▸ SUPPLIED DATA:
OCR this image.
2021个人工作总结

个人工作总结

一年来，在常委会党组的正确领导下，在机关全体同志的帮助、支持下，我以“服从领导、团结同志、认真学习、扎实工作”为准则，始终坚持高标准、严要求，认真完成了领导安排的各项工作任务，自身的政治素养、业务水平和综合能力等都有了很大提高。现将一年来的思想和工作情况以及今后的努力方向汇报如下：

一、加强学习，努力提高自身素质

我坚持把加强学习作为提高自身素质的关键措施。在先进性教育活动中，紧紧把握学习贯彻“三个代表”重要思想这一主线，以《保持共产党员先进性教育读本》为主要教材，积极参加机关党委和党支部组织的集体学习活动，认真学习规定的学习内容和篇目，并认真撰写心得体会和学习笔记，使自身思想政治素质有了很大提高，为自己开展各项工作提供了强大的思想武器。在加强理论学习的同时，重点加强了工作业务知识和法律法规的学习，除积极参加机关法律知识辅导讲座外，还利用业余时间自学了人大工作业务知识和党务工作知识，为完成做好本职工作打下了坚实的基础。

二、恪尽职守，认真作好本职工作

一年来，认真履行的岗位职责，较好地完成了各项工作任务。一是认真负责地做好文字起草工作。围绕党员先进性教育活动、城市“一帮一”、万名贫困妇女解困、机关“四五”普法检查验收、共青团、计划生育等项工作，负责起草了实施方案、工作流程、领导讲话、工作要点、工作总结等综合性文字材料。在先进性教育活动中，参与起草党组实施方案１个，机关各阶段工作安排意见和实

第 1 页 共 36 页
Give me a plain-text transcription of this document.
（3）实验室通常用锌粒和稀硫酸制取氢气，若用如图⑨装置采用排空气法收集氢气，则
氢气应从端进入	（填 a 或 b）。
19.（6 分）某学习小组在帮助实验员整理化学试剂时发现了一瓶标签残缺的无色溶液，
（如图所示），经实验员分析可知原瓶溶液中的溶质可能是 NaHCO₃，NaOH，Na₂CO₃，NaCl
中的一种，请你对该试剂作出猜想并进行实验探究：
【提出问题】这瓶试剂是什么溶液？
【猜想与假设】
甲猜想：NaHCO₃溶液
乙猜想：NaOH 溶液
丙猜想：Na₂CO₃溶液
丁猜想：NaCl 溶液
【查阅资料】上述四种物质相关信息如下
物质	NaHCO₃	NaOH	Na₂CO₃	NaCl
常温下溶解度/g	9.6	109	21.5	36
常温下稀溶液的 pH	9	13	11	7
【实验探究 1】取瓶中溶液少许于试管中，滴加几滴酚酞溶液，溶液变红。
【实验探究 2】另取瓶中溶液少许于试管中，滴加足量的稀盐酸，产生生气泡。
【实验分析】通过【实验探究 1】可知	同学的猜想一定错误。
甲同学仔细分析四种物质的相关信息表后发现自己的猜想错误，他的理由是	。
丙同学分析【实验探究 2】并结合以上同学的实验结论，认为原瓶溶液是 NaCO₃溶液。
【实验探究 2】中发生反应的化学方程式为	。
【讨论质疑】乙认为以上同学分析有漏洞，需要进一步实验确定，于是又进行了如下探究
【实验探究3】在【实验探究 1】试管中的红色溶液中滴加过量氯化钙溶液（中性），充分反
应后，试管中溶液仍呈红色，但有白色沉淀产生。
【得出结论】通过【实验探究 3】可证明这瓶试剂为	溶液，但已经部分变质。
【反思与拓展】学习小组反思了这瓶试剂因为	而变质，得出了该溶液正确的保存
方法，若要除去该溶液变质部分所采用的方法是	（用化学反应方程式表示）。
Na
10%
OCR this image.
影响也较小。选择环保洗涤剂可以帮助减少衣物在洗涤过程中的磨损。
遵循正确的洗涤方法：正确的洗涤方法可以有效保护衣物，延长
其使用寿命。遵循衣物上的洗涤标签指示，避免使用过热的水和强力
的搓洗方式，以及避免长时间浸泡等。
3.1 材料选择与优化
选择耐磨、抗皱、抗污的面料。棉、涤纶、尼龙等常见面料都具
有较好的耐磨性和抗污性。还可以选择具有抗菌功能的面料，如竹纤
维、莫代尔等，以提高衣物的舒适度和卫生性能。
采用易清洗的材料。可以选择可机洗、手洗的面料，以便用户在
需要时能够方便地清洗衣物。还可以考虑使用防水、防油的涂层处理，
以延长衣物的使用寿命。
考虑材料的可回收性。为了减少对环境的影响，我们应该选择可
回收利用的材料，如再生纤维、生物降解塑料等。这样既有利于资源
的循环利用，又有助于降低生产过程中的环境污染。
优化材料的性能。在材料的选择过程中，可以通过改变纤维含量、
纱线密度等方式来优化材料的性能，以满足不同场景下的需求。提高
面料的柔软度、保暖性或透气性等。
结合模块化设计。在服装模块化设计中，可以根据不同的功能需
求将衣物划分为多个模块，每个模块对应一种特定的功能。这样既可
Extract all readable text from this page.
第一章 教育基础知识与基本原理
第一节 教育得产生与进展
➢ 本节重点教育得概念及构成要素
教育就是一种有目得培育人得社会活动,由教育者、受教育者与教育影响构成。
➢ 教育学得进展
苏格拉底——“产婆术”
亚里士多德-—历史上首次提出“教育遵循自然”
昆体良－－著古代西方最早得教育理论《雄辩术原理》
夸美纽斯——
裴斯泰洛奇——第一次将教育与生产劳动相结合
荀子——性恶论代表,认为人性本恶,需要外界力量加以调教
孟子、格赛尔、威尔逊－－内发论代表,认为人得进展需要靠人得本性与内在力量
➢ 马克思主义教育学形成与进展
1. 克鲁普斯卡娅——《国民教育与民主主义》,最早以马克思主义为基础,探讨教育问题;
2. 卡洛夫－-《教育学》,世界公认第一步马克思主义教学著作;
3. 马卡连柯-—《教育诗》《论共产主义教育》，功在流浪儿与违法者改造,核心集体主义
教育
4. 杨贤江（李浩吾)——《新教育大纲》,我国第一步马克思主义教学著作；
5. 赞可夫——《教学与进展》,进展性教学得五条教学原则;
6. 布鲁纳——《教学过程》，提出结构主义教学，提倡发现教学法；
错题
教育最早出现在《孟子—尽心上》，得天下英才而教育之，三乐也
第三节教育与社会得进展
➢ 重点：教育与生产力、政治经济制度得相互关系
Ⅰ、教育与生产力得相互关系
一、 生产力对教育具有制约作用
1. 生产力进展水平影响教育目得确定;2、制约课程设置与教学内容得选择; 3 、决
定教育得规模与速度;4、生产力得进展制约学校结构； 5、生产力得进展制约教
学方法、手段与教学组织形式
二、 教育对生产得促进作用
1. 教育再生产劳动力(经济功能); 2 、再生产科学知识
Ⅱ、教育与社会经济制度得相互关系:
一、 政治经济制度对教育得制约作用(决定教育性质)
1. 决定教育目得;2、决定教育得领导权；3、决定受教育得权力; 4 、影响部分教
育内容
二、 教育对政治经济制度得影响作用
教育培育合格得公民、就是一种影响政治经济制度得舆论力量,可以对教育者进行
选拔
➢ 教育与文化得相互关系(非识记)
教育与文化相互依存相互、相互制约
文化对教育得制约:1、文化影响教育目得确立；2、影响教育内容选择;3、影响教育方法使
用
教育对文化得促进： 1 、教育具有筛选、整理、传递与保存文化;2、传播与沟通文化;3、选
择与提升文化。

▸ WRITTEN PROBLEM: Print all the data exactly.

▸ FINAL RESULT:
OCR this image.
2021个人工作总结

个人工作总结

一年来，在常委会党组的正确领导下，在机关全体同志的帮助、支持下，我以“服从领导、团结同志、认真学习、扎实工作”为准则，始终坚持高标准、严要求，认真完成了领导安排的各项工作任务，自身的政治素养、业务水平和综合能力等都有了很大提高。现将一年来的思想和工作情况以及今后的努力方向汇报如下：

一、加强学习，努力提高自身素质

我坚持把加强学习作为提高自身素质的关键措施。在先进性教育活动中，紧紧把握学习贯彻“三个代表”重要思想这一主线，以《保持共产党员先进性教育读本》为主要教材，积极参加机关党委和党支部组织的集体学习活动，认真学习规定的学习内容和篇目，并认真撰写心得体会和学习笔记，使自身思想政治素质有了很大提高，为自己开展各项工作提供了强大的思想武器。在加强理论学习的同时，重点加强了工作业务知识和法律法规的学习，除积极参加机关法律知识辅导讲座外，还利用业余时间自学了人大工作业务知识和党务工作知识，为完成做好本职工作打下了坚实的基础。

二、恪尽职守，认真作好本职工作

一年来，认真履行的岗位职责，较好地完成了各项工作任务。一是认真负责地做好文字起草工作。围绕党员先进性教育活动、城市“一帮一”、万名贫困妇女解困、机关“四五”普法检查验收、共青团、计划生育等项工作，负责起草了实施方案、工作流程、领导讲话、工作要点、工作总结等综合性文字材料。在先进性教育活动中，参与起草党组实施方案１个，机关各阶段工作安排意见和实

第 1 页 共 36 页
Give me a plain-text transcription of this document.
（3）实验室通常用锌粒和稀硫酸制取氢气，若用如图⑨装置采用排空气法收集氢气，则
氢气应从端进入	（填 a 或 b）。
19.（6 分）某学习小组在帮助实验员整理化学试剂时发现了一瓶标签残缺的无色溶液，
（如图所示），经实验员分析可知原瓶溶液中的溶质可能是 NaHCO₃，NaOH，Na₂CO₃，NaCl
中的一种，请你对该试剂作出猜想并进行实验探究：
【提出问题】这瓶试剂是什么溶液？
【猜想与假设】
甲猜想：NaHCO₃溶液
乙猜想：NaOH 溶液
丙猜想：Na₂CO₃溶液
丁猜想：NaCl 溶液
【查阅资料】上述四种物质相关信息如下
物质	NaHCO₃	NaOH	Na₂CO₃	NaCl
常温下溶解度/g	9.6	109	21.5	36
常温下稀溶液的 pH	9	13	11	7
【实验探究 1】取瓶中溶液少许于试管中，滴加几滴酚酞溶液，溶液变红。
【实验探究 2】另取瓶中溶液少许于试管中，滴加足量的稀盐酸，产生生气泡。
【实验分析】通过【实验探究 1】可知	同学的猜想一定错误。
甲同学仔细分析四种物质的相关信息表后发现自己的猜想错误，他的理由是	。
丙同学分析【实验探究 2】并结合以上同学的实验结论，认为原瓶溶液是 NaCO₃溶液。
【实验探究 2】中发生反应的化学方程式为	。
【讨论质疑】乙认为以上同学分析有漏洞，需要进一步实验确定，于是又进行了如下探究
【实验探究3】在【实验探究 1】试管中的红色溶液中滴加过量氯化钙溶液（中性），充分反
应后，试管中溶液仍呈红色，但有白色沉淀产生。
【得出结论】通过【实验探究 3】可证明这瓶试剂为	溶液，但已经部分变质。
【反思与拓展】学习小组反思了这瓶试剂因为	而变质，得出了该溶液正确的保存
方法，若要除去该溶液变质部分所采用的方法是	（用化学反应方程式表示）。
Na
10%
OCR this image.
影响也较小。选择环保洗涤剂可以帮助减少衣物在洗涤过程中的磨损。
遵循正确的洗涤方法：正确的洗涤方法可以有效保护衣物，延长
其使用寿命。遵循衣物上的洗涤标签指示，避免使用过热的水和强力
的搓洗方式，以及避免长时间浸泡等。
3.1 材料选择与优化
选择耐磨、抗皱、抗污的面料。棉、涤纶、尼龙等常见面料都具
有较好的耐磨性和抗污性。还可以选择具有抗菌功能的面料，如竹纤
维、莫代尔等，以提高衣物的舒适度和卫生性能。
采用易清洗的材料。可以选择可机洗、手洗的面料，以便用户在
需要时能够方便地清洗衣物。还可以考虑使用防水、防油的涂层处理，
以延长衣物的使用寿命。
考虑材料的可回收性。为了减少对环境的影响，我们应该选择可
回收利用的材料，如再生纤维、生物降解塑料等。这样既有利于资源
的循环利用，又有助于降低生产过程中的环境污染。
优化材料的性能。在材料的选择过程中，可以通过改变纤维含量、
纱线密度等方式来优化材料的性能，以满足不同场景下的需求。提高
面料的柔软度、保暖性或透气性等。
结合模块化设计。在服装模块化设计中，可以根据不同的功能需
求将衣物划分为多个模块，每个模块对应一种特定的功能。这样既可
Extract all readable text from this page.
第一章 教育基础知识与基本原理
第一节 教育得产生与进展
➢ 本节重点教育得概念及构成要素
教育就是一种有目得培育人得社会活动,由教育者、受教育者与教育影响构成。
➢ 教育学得进展
苏格拉底——“产婆术”
亚里士多德-—历史上首次提出“教育遵循自然”
昆体良－－著古代西方最早得教育理论《雄辩术原理》
夸美纽斯——
裴斯泰洛奇——第一次将教育与生产劳动相结合
荀子——性恶论代表,认为人性本恶,需要外界力量加以调教
孟子、格赛尔、威尔逊－－内发论代表,认为人得进展需要靠人得本性与内在力量
➢ 马克思主义教育学形成与进展
1. 克鲁普斯卡娅——《国民教育与民主主义》,最早以马克思主义为基础,探讨教育问题;
2. 卡洛夫－-《教育学》,世界公认第一步马克思主义教学著作;
3. 马卡连柯-—《教育诗》《论共产主义教育》，功在流浪儿与违法者改造,核心集体主义
教育
4. 杨贤江（李浩吾)——《新教育大纲》,我国第一步马克思主义教学著作；
5. 赞可夫——《教学与进展》,进展性教学得五条教学原则;
6. 布鲁纳——《教学过程》，提出结构主义教学，提倡发现教学法；
错题
教育最早出现在《孟子—尽心上》，得天下英才而教育之，三乐也
第三节教育与社会得进展
➢ 重点：教育与生产力、政治经济制度得相互关系
Ⅰ、教育与生产力得相互关系
一、 生产力对教育具有制约作用
1. 生产力进展水平影响教育目得确定;2、制约课程设置与教学内容得选择; 3 、决
定教育得规模与速度;4、生产力得进展制约学校结构； 5、生产力得进展制约教
学方法、手段与教学组织形式
二、 教育对生产得促进作用
1. 教育再生产劳动力(经济功能); 2 、再生产科学知识
Ⅱ、教育与社会经济制度得相互关系:
一、 政治经济制度对教育得制约作用(决定教育性质)
1. 决定教育目得;2、决定教育得领导权；3、决定受教育得权力; 4 、影响部分教
育内容
二、 教育对政治经济制度得影响作用
教育培育合格得公民、就是一种影响政治经济制度得舆论力量,可以对教育者进行
选拔
➢ 教育与文化得相互关系(非识记)
教育与文化相互依存相互、相互制约
文化对教育得制约:1、文化影响教育目得确立；2、影响教育内容选择;3、影响教育方法使
用
教育对文化得促进： 1 、教育具有筛选、整理、传递与保存文化;2、传播与沟通文化;3、选
择与提升文化。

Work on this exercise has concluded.